--- SHORT EXERCISE ---
The exercise asks for every line of the data to be reproduced exactly.

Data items
━━━━

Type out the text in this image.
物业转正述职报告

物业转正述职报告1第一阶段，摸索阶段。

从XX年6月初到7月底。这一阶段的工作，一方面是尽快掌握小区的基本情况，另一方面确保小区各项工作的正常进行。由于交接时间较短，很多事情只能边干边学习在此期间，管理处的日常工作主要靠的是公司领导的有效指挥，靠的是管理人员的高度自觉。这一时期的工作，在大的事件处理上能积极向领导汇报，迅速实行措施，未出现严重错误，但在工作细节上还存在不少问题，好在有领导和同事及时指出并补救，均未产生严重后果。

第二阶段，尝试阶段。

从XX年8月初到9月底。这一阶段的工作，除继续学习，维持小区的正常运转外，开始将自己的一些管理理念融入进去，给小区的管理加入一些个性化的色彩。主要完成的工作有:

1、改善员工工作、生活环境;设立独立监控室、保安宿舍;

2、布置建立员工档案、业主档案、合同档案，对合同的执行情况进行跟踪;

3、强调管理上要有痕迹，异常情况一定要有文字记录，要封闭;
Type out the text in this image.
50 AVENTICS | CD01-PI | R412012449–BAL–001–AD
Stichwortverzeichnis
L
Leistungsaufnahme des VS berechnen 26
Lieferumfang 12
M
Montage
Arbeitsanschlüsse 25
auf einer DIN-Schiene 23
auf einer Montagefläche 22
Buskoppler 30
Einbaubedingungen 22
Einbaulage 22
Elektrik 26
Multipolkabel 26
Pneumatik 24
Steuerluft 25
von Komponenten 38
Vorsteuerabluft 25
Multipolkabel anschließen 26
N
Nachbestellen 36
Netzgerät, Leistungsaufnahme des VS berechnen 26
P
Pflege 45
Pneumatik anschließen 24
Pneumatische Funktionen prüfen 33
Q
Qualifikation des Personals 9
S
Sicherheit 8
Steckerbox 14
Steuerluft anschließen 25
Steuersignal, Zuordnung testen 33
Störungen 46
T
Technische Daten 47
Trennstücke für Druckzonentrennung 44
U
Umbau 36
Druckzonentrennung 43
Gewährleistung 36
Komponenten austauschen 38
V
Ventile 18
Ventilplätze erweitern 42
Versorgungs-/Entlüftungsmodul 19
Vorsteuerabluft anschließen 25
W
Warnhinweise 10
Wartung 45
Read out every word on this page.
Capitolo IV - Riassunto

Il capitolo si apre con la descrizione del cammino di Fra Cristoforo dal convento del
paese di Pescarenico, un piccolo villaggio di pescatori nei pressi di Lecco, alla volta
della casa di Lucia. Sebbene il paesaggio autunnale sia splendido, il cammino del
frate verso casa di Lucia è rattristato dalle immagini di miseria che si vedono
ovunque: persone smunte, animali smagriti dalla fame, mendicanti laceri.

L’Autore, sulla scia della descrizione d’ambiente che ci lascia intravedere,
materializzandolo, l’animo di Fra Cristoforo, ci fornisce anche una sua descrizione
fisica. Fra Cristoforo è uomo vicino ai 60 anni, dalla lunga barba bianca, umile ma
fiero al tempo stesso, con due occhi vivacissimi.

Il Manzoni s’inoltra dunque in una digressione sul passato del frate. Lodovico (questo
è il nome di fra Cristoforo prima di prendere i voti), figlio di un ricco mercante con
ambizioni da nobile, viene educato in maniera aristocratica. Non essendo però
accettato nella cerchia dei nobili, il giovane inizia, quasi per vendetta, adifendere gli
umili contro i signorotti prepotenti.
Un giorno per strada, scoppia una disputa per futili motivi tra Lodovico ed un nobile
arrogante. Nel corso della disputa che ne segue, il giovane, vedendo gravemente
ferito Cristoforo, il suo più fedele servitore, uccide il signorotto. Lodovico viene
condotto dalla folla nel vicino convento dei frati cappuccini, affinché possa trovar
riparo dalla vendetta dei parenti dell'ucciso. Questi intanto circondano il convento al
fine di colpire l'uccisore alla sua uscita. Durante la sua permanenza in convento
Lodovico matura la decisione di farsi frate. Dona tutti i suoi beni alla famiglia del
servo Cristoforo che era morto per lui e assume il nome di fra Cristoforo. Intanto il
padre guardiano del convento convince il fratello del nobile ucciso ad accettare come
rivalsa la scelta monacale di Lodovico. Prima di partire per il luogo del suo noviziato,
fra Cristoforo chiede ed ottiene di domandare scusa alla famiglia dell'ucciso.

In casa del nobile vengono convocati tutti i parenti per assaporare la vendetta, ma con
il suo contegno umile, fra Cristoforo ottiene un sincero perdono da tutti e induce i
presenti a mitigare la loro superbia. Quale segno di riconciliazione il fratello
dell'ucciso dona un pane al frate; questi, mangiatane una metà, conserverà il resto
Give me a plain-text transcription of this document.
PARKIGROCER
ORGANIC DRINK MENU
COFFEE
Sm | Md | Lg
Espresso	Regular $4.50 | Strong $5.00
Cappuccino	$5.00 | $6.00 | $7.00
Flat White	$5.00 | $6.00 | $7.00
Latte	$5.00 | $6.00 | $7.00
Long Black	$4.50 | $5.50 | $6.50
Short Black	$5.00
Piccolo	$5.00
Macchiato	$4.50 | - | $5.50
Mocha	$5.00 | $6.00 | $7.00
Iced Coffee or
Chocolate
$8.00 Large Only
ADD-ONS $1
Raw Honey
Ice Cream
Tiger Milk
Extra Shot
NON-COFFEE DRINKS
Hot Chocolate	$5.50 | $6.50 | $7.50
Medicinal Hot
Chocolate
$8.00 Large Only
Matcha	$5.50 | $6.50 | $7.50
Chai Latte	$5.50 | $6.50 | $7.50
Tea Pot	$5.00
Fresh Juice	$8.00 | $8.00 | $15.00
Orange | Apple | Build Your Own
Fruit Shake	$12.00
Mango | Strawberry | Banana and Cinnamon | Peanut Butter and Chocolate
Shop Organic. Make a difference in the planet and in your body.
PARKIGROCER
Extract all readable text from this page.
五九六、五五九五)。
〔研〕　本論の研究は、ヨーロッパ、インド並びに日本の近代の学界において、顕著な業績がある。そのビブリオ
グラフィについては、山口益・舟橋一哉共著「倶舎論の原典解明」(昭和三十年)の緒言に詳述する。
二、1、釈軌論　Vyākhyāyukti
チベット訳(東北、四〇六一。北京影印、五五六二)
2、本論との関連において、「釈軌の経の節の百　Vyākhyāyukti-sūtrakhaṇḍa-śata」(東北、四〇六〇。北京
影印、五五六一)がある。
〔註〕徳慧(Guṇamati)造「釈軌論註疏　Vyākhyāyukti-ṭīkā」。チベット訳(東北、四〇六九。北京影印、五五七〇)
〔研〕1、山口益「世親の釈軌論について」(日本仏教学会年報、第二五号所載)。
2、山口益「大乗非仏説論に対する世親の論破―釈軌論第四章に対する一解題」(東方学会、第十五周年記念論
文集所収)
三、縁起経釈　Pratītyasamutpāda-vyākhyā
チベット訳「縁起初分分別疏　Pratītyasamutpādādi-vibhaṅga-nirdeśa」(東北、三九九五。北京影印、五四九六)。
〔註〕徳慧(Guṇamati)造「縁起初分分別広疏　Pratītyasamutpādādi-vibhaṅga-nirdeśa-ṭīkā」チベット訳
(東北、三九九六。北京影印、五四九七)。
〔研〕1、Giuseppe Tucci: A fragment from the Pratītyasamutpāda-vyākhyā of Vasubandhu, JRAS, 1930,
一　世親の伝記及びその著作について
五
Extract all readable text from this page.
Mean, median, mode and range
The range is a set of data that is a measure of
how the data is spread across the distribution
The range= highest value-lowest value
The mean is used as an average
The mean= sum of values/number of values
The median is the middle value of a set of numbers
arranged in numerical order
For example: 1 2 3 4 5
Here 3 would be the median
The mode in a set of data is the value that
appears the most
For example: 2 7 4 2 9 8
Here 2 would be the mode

━━━━

--- RESPONSE BELOW ---
Type out the text in this image.
物业转正述职报告

物业转正述职报告1第一阶段，摸索阶段。

从XX年6月初到7月底。这一阶段的工作，一方面是尽快掌握小区的基本情况，另一方面确保小区各项工作的正常进行。由于交接时间较短，很多事情只能边干边学习在此期间，管理处的日常工作主要靠的是公司领导的有效指挥，靠的是管理人员的高度自觉。这一时期的工作，在大的事件处理上能积极向领导汇报，迅速实行措施，未出现严重错误，但在工作细节上还存在不少问题，好在有领导和同事及时指出并补救，均未产生严重后果。

第二阶段，尝试阶段。

从XX年8月初到9月底。这一阶段的工作，除继续学习，维持小区的正常运转外，开始将自己的一些管理理念融入进去，给小区的管理加入一些个性化的色彩。主要完成的工作有:

1、改善员工工作、生活环境;设立独立监控室、保安宿舍;

2、布置建立员工档案、业主档案、合同档案，对合同的执行情况进行跟踪;

3、强调管理上要有痕迹，异常情况一定要有文字记录，要封闭;
Type out the text in this image.
50 AVENTICS | CD01-PI | R412012449–BAL–001–AD
Stichwortverzeichnis
L
Leistungsaufnahme des VS berechnen 26
Lieferumfang 12
M
Montage
Arbeitsanschlüsse 25
auf einer DIN-Schiene 23
auf einer Montagefläche 22
Buskoppler 30
Einbaubedingungen 22
Einbaulage 22
Elektrik 26
Multipolkabel 26
Pneumatik 24
Steuerluft 25
von Komponenten 38
Vorsteuerabluft 25
Multipolkabel anschließen 26
N
Nachbestellen 36
Netzgerät, Leistungsaufnahme des VS berechnen 26
P
Pflege 45
Pneumatik anschließen 24
Pneumatische Funktionen prüfen 33
Q
Qualifikation des Personals 9
S
Sicherheit 8
Steckerbox 14
Steuerluft anschließen 25
Steuersignal, Zuordnung testen 33
Störungen 46
T
Technische Daten 47
Trennstücke für Druckzonentrennung 44
U
Umbau 36
Druckzonentrennung 43
Gewährleistung 36
Komponenten austauschen 38
V
Ventile 18
Ventilplätze erweitern 42
Versorgungs-/Entlüftungsmodul 19
Vorsteuerabluft anschließen 25
W
Warnhinweise 10
Wartung 45
Read out every word on this page.
Capitolo IV - Riassunto

Il capitolo si apre con la descrizione del cammino di Fra Cristoforo dal convento del
paese di Pescarenico, un piccolo villaggio di pescatori nei pressi di Lecco, alla volta
della casa di Lucia. Sebbene il paesaggio autunnale sia splendido, il cammino del
frate verso casa di Lucia è rattristato dalle immagini di miseria che si vedono
ovunque: persone smunte, animali smagriti dalla fame, mendicanti laceri.

L’Autore, sulla scia della descrizione d’ambiente che ci lascia intravedere,
materializzandolo, l’animo di Fra Cristoforo, ci fornisce anche una sua descrizione
fisica. Fra Cristoforo è uomo vicino ai 60 anni, dalla lunga barba bianca, umile ma
fiero al tempo stesso, con due occhi vivacissimi.

Il Manzoni s’inoltra dunque in una digressione sul passato del frate. Lodovico (questo
è il nome di fra Cristoforo prima di prendere i voti), figlio di un ricco mercante con
ambizioni da nobile, viene educato in maniera aristocratica. Non essendo però
accettato nella cerchia dei nobili, il giovane inizia, quasi per vendetta, adifendere gli
umili contro i signorotti prepotenti.
Un giorno per strada, scoppia una disputa per futili motivi tra Lodovico ed un nobile
arrogante. Nel corso della disputa che ne segue, il giovane, vedendo gravemente
ferito Cristoforo, il suo più fedele servitore, uccide il signorotto. Lodovico viene
condotto dalla folla nel vicino convento dei frati cappuccini, affinché possa trovar
riparo dalla vendetta dei parenti dell'ucciso. Questi intanto circondano il convento al
fine di colpire l'uccisore alla sua uscita. Durante la sua permanenza in convento
Lodovico matura la decisione di farsi frate. Dona tutti i suoi beni alla famiglia del
servo Cristoforo che era morto per lui e assume il nome di fra Cristoforo. Intanto il
padre guardiano del convento convince il fratello del nobile ucciso ad accettare come
rivalsa la scelta monacale di Lodovico. Prima di partire per il luogo del suo noviziato,
fra Cristoforo chiede ed ottiene di domandare scusa alla famiglia dell'ucciso.

In casa del nobile vengono convocati tutti i parenti per assaporare la vendetta, ma con
il suo contegno umile, fra Cristoforo ottiene un sincero perdono da tutti e induce i
presenti a mitigare la loro superbia. Quale segno di riconciliazione il fratello
dell'ucciso dona un pane al frate; questi, mangiatane una metà, conserverà il resto
Give me a plain-text transcription of this document.
PARKIGROCER
ORGANIC DRINK MENU
COFFEE
Sm | Md | Lg
Espresso	Regular $4.50 | Strong $5.00
Cappuccino	$5.00 | $6.00 | $7.00
Flat White	$5.00 | $6.00 | $7.00
Latte	$5.00 | $6.00 | $7.00
Long Black	$4.50 | $5.50 | $6.50
Short Black	$5.00
Piccolo	$5.00
Macchiato	$4.50 | - | $5.50
Mocha	$5.00 | $6.00 | $7.00
Iced Coffee or
Chocolate
$8.00 Large Only
ADD-ONS $1
Raw Honey
Ice Cream
Tiger Milk
Extra Shot
NON-COFFEE DRINKS
Hot Chocolate	$5.50 | $6.50 | $7.50
Medicinal Hot
Chocolate
$8.00 Large Only
Matcha	$5.50 | $6.50 | $7.50
Chai Latte	$5.50 | $6.50 | $7.50
Tea Pot	$5.00
Fresh Juice	$8.00 | $8.00 | $15.00
Orange | Apple | Build Your Own
Fruit Shake	$12.00
Mango | Strawberry | Banana and Cinnamon | Peanut Butter and Chocolate
Shop Organic. Make a difference in the planet and in your body.
PARKIGROCER
Extract all readable text from this page.
五九六、五五九五)。
〔研〕　本論の研究は、ヨーロッパ、インド並びに日本の近代の学界において、顕著な業績がある。そのビブリオ
グラフィについては、山口益・舟橋一哉共著「倶舎論の原典解明」(昭和三十年)の緒言に詳述する。
二、1、釈軌論　Vyākhyāyukti
チベット訳(東北、四〇六一。北京影印、五五六二)
2、本論との関連において、「釈軌の経の節の百　Vyākhyāyukti-sūtrakhaṇḍa-śata」(東北、四〇六〇。北京
影印、五五六一)がある。
〔註〕徳慧(Guṇamati)造「釈軌論註疏　Vyākhyāyukti-ṭīkā」。チベット訳(東北、四〇六九。北京影印、五五七〇)
〔研〕1、山口益「世親の釈軌論について」(日本仏教学会年報、第二五号所載)。
2、山口益「大乗非仏説論に対する世親の論破―釈軌論第四章に対する一解題」(東方学会、第十五周年記念論
文集所収)
三、縁起経釈　Pratītyasamutpāda-vyākhyā
チベット訳「縁起初分分別疏　Pratītyasamutpādādi-vibhaṅga-nirdeśa」(東北、三九九五。北京影印、五四九六)。
〔註〕徳慧(Guṇamati)造「縁起初分分別広疏　Pratītyasamutpādādi-vibhaṅga-nirdeśa-ṭīkā」チベット訳
(東北、三九九六。北京影印、五四九七)。
〔研〕1、Giuseppe Tucci: A fragment from the Pratītyasamutpāda-vyākhyā of Vasubandhu, JRAS, 1930,
一　世親の伝記及びその著作について
五
Extract all readable text from this page.
Mean, median, mode and range
The range is a set of data that is a measure of
how the data is spread across the distribution
The range= highest value-lowest value
The mean is used as an average
The mean= sum of values/number of values
The median is the middle value of a set of numbers
arranged in numerical order
For example: 1 2 3 4 5
Here 3 would be the median
The mode in a set of data is the value that
appears the most
For example: 2 7 4 2 9 8
Here 2 would be the mode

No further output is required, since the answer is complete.